◆ **OBJECTIVE**: Read the material below and tally how many lines hold the word "gooseberry", giving the number and nothing else.

Extracted data entries:
..........
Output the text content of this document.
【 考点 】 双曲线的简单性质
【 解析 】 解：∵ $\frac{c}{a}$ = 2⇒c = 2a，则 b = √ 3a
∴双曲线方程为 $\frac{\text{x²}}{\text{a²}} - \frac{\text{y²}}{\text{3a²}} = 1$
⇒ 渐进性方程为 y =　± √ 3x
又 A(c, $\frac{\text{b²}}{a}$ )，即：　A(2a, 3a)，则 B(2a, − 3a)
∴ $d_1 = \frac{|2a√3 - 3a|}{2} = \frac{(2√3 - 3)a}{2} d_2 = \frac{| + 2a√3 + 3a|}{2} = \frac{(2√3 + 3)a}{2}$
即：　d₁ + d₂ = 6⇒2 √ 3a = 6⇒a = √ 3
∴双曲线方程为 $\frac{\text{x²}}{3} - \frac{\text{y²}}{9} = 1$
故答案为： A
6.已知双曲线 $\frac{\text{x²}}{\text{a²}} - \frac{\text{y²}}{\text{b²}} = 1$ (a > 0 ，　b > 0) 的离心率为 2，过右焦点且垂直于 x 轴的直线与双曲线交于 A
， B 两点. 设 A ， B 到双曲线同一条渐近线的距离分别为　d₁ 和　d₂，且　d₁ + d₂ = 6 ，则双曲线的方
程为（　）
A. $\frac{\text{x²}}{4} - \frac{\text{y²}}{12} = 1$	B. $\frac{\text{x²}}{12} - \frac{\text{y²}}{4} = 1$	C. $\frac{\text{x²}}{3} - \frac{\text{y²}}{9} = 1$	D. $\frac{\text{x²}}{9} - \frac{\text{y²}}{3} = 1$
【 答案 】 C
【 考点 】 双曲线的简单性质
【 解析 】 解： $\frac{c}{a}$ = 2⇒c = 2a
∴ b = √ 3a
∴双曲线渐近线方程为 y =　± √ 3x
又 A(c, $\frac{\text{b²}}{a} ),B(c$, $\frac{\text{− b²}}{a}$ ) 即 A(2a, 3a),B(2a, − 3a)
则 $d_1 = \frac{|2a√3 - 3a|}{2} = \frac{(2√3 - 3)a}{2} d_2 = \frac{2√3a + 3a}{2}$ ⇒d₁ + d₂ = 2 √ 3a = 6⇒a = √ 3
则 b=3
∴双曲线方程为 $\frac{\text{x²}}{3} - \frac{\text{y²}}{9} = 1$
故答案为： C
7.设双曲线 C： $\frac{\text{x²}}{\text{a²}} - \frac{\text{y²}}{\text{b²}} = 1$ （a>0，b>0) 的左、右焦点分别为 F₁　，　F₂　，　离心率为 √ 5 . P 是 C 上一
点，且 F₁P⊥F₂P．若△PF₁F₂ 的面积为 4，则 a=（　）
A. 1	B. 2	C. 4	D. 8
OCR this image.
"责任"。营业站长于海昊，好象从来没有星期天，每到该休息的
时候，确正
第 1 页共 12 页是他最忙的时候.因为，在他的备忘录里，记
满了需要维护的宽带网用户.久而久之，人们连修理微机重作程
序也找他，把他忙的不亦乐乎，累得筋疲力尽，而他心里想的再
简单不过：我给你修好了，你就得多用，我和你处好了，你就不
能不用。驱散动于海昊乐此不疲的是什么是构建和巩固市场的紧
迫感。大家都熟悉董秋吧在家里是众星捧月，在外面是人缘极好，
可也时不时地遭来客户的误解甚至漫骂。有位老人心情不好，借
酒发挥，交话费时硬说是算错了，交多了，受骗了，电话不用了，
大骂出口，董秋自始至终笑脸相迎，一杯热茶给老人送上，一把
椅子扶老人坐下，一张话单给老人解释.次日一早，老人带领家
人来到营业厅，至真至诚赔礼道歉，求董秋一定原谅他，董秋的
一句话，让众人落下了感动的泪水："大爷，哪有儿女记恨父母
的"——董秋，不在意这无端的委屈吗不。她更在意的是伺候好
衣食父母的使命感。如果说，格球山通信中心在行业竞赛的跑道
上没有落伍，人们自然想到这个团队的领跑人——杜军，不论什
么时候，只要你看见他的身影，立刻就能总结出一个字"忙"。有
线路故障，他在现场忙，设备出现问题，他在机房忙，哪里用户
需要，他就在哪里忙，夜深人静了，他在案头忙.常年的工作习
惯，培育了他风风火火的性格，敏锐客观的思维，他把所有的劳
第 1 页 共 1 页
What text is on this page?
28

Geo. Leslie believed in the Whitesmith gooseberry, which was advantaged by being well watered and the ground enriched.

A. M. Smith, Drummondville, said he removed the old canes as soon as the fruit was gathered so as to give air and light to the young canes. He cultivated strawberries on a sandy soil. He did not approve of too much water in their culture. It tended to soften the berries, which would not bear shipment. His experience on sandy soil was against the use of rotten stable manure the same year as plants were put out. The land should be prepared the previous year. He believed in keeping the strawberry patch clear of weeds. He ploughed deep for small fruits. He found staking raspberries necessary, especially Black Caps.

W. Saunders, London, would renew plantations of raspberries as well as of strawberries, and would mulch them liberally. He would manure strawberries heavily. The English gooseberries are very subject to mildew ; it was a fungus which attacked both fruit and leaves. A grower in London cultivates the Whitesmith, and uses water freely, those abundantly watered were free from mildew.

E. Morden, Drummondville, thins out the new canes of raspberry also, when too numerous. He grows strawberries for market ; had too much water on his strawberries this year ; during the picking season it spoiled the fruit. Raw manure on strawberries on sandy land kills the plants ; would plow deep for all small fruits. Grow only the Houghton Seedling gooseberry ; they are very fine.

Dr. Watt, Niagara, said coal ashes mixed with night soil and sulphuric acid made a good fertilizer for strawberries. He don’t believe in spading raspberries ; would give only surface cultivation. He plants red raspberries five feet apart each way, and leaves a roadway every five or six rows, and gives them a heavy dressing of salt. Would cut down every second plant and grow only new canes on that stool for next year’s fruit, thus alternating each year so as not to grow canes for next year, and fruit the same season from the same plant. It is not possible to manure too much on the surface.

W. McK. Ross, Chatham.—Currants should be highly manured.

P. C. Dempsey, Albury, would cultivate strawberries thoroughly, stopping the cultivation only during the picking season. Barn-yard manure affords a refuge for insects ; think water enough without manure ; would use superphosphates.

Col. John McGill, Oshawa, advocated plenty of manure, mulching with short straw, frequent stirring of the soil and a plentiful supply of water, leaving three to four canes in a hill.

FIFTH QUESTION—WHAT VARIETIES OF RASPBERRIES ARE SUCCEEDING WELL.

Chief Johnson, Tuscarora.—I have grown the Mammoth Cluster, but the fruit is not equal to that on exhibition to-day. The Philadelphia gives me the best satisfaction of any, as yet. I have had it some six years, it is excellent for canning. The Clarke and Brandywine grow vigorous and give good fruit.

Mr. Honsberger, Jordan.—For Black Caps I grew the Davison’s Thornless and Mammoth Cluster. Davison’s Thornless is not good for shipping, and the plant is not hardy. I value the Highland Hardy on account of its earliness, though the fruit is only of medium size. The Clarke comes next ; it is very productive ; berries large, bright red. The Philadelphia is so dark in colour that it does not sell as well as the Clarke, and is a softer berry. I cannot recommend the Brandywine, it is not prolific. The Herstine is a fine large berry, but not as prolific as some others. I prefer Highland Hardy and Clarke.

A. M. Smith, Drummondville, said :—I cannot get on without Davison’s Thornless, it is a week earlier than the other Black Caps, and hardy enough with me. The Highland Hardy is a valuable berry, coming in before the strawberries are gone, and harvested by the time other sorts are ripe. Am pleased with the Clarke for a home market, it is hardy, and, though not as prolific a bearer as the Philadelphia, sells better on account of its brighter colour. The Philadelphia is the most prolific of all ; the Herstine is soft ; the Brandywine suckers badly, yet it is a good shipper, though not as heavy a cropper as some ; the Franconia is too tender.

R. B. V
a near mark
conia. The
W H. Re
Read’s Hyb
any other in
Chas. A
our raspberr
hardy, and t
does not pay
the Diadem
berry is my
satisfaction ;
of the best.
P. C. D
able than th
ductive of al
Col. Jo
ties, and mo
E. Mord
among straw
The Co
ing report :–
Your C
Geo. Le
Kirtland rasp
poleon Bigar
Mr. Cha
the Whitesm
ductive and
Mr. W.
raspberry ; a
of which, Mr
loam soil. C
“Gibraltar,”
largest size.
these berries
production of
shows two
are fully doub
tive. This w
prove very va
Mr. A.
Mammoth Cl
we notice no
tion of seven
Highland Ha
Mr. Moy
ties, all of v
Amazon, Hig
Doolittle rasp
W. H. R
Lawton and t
..........
◆ **RESULT OF THE EXERCISE**: 2